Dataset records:

——————————

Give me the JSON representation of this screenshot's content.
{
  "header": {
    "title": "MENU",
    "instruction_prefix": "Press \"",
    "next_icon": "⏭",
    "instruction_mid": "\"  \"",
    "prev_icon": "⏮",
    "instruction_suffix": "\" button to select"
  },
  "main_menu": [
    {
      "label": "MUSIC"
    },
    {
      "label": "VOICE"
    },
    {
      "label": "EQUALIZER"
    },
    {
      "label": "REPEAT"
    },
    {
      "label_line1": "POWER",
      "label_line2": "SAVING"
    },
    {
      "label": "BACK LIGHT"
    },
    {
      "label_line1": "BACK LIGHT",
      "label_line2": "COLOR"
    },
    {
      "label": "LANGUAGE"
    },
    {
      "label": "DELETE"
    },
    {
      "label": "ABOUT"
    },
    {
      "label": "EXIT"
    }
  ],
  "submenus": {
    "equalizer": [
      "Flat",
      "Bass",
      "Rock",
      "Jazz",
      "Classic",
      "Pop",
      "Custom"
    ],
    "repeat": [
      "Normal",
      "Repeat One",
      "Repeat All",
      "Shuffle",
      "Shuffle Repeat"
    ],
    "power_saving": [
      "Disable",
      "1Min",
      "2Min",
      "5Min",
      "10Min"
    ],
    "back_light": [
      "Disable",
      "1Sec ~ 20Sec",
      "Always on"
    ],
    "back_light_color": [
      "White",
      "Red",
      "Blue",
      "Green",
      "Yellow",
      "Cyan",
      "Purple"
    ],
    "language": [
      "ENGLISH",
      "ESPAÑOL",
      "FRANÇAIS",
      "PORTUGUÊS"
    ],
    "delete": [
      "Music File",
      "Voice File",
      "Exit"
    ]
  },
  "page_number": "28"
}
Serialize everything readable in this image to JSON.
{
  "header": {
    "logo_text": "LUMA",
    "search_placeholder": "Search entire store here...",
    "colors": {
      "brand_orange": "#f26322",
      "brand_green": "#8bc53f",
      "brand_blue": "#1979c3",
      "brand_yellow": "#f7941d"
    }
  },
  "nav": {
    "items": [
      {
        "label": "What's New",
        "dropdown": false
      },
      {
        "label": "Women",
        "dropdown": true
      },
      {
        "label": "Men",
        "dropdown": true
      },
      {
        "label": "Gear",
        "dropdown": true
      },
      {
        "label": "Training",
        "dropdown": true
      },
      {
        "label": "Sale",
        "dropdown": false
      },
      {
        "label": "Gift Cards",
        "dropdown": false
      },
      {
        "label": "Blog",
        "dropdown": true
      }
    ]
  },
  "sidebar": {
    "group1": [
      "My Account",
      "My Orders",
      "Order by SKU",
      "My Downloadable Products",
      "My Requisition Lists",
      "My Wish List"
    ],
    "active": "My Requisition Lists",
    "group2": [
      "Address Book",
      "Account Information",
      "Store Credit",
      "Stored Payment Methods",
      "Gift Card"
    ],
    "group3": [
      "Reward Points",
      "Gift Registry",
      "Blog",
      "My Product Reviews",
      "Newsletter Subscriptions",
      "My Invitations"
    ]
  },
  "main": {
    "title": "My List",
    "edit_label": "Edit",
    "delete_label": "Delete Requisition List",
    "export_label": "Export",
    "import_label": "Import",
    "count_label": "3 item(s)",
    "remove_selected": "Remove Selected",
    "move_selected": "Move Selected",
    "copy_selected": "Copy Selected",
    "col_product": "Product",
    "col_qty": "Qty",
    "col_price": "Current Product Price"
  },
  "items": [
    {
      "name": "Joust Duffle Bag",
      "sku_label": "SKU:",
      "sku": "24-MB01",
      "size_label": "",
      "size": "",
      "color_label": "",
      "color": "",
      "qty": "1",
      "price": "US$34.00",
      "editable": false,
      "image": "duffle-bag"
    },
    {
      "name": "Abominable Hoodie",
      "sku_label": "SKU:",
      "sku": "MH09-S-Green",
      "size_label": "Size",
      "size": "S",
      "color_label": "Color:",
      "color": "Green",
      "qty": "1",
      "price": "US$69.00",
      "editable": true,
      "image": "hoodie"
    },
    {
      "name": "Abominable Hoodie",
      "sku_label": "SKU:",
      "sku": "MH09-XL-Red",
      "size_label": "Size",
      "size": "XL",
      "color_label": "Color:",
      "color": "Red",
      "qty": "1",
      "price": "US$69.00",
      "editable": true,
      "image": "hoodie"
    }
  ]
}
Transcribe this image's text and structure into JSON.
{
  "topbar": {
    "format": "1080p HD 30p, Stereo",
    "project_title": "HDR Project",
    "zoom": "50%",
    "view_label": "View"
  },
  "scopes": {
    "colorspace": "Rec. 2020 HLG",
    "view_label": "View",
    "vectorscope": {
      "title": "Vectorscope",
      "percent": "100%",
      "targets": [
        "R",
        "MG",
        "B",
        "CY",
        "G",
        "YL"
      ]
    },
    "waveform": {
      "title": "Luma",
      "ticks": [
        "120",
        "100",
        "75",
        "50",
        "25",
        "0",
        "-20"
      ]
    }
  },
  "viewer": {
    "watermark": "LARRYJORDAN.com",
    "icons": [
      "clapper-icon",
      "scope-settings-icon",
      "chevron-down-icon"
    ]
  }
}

——————————

▶ [Directions for this task]:
Quote all of the entries verbatim.

▶ [Solved exercise]:
Give me the JSON representation of this screenshot's content.
{
  "header": {
    "title": "MENU",
    "instruction_prefix": "Press \"",
    "next_icon": "⏭",
    "instruction_mid": "\"  \"",
    "prev_icon": "⏮",
    "instruction_suffix": "\" button to select"
  },
  "main_menu": [
    {
      "label": "MUSIC"
    },
    {
      "label": "VOICE"
    },
    {
      "label": "EQUALIZER"
    },
    {
      "label": "REPEAT"
    },
    {
      "label_line1": "POWER",
      "label_line2": "SAVING"
    },
    {
      "label": "BACK LIGHT"
    },
    {
      "label_line1": "BACK LIGHT",
      "label_line2": "COLOR"
    },
    {
      "label": "LANGUAGE"
    },
    {
      "label": "DELETE"
    },
    {
      "label": "ABOUT"
    },
    {
      "label": "EXIT"
    }
  ],
  "submenus": {
    "equalizer": [
      "Flat",
      "Bass",
      "Rock",
      "Jazz",
      "Classic",
      "Pop",
      "Custom"
    ],
    "repeat": [
      "Normal",
      "Repeat One",
      "Repeat All",
      "Shuffle",
      "Shuffle Repeat"
    ],
    "power_saving": [
      "Disable",
      "1Min",
      "2Min",
      "5Min",
      "10Min"
    ],
    "back_light": [
      "Disable",
      "1Sec ~ 20Sec",
      "Always on"
    ],
    "back_light_color": [
      "White",
      "Red",
      "Blue",
      "Green",
      "Yellow",
      "Cyan",
      "Purple"
    ],
    "language": [
      "ENGLISH",
      "ESPAÑOL",
      "FRANÇAIS",
      "PORTUGUÊS"
    ],
    "delete": [
      "Music File",
      "Voice File",
      "Exit"
    ]
  },
  "page_number": "28"
}
Serialize everything readable in this image to JSON.
{
  "header": {
    "logo_text": "LUMA",
    "search_placeholder": "Search entire store here...",
    "colors": {
      "brand_orange": "#f26322",
      "brand_green": "#8bc53f",
      "brand_blue": "#1979c3",
      "brand_yellow": "#f7941d"
    }
  },
  "nav": {
    "items": [
      {
        "label": "What's New",
        "dropdown": false
      },
      {
        "label": "Women",
        "dropdown": true
      },
      {
        "label": "Men",
        "dropdown": true
      },
      {
        "label": "Gear",
        "dropdown": true
      },
      {
        "label": "Training",
        "dropdown": true
      },
      {
        "label": "Sale",
        "dropdown": false
      },
      {
        "label": "Gift Cards",
        "dropdown": false
      },
      {
        "label": "Blog",
        "dropdown": true
      }
    ]
  },
  "sidebar": {
    "group1": [
      "My Account",
      "My Orders",
      "Order by SKU",
      "My Downloadable Products",
      "My Requisition Lists",
      "My Wish List"
    ],
    "active": "My Requisition Lists",
    "group2": [
      "Address Book",
      "Account Information",
      "Store Credit",
      "Stored Payment Methods",
      "Gift Card"
    ],
    "group3": [
      "Reward Points",
      "Gift Registry",
      "Blog",
      "My Product Reviews",
      "Newsletter Subscriptions",
      "My Invitations"
    ]
  },
  "main": {
    "title": "My List",
    "edit_label": "Edit",
    "delete_label": "Delete Requisition List",
    "export_label": "Export",
    "import_label": "Import",
    "count_label": "3 item(s)",
    "remove_selected": "Remove Selected",
    "move_selected": "Move Selected",
    "copy_selected": "Copy Selected",
    "col_product": "Product",
    "col_qty": "Qty",
    "col_price": "Current Product Price"
  },
  "items": [
    {
      "name": "Joust Duffle Bag",
      "sku_label": "SKU:",
      "sku": "24-MB01",
      "size_label": "",
      "size": "",
      "color_label": "",
      "color": "",
      "qty": "1",
      "price": "US$34.00",
      "editable": false,
      "image": "duffle-bag"
    },
    {
      "name": "Abominable Hoodie",
      "sku_label": "SKU:",
      "sku": "MH09-S-Green",
      "size_label": "Size",
      "size": "S",
      "color_label": "Color:",
      "color": "Green",
      "qty": "1",
      "price": "US$69.00",
      "editable": true,
      "image": "hoodie"
    },
    {
      "name": "Abominable Hoodie",
      "sku_label": "SKU:",
      "sku": "MH09-XL-Red",
      "size_label": "Size",
      "size": "XL",
      "color_label": "Color:",
      "color": "Red",
      "qty": "1",
      "price": "US$69.00",
      "editable": true,
      "image": "hoodie"
    }
  ]
}
Transcribe this image's text and structure into JSON.
{
  "topbar": {
    "format": "1080p HD 30p, Stereo",
    "project_title": "HDR Project",
    "zoom": "50%",
    "view_label": "View"
  },
  "scopes": {
    "colorspace": "Rec. 2020 HLG",
    "view_label": "View",
    "vectorscope": {
      "title": "Vectorscope",
      "percent": "100%",
      "targets": [
        "R",
        "MG",
        "B",
        "CY",
        "G",
        "YL"
      ]
    },
    "waveform": {
      "title": "Luma",
      "ticks": [
        "120",
        "100",
        "75",
        "50",
        "25",
        "0",
        "-20"
      ]
    }
  },
  "viewer": {
    "watermark": "LARRYJORDAN.com",
    "icons": [
      "clapper-icon",
      "scope-settings-icon",
      "chevron-down-icon"
    ]
  }
}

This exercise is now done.